# [Record extracts]
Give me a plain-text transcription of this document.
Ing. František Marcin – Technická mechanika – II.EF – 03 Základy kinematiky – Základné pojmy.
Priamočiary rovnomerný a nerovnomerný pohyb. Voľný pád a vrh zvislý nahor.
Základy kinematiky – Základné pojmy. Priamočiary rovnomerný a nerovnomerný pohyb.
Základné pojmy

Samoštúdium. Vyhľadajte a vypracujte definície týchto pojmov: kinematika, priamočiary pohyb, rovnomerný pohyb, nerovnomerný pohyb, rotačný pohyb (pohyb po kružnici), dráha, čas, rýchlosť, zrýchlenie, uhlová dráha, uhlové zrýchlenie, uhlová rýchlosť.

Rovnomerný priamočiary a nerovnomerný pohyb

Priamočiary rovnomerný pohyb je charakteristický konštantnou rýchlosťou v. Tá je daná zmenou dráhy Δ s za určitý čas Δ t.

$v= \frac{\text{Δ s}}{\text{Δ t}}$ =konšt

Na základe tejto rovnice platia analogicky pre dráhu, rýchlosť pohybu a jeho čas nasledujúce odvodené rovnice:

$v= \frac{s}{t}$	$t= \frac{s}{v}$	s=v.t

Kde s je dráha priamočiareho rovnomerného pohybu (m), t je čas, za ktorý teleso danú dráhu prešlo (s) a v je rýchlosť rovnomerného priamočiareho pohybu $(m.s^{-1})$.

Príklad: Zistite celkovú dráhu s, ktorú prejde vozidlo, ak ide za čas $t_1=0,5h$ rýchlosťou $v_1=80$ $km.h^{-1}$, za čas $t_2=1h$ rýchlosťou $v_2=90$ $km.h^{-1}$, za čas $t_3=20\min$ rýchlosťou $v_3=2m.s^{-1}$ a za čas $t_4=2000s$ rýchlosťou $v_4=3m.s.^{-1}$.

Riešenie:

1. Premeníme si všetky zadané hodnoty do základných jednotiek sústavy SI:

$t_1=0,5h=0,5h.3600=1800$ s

# [What is expected]
Filter the data, keeping only the lines that contain "dráha".

# [Right answer]
Samoštúdium. Vyhľadajte a vypracujte definície týchto pojmov: kinematika, priamočiary pohyb, rovnomerný pohyb, nerovnomerný pohyb, rotačný pohyb (pohyb po kružnici), dráha, čas, rýchlosť, zrýchlenie, uhlová dráha, uhlové zrýchlenie, uhlová rýchlosť.
Kde s je dráha priamočiareho rovnomerného pohybu (m), t je čas, za ktorý teleso danú dráhu prešlo (s) a v je rýchlosť rovnomerného priamočiareho pohybu $(m.s^{-1})$.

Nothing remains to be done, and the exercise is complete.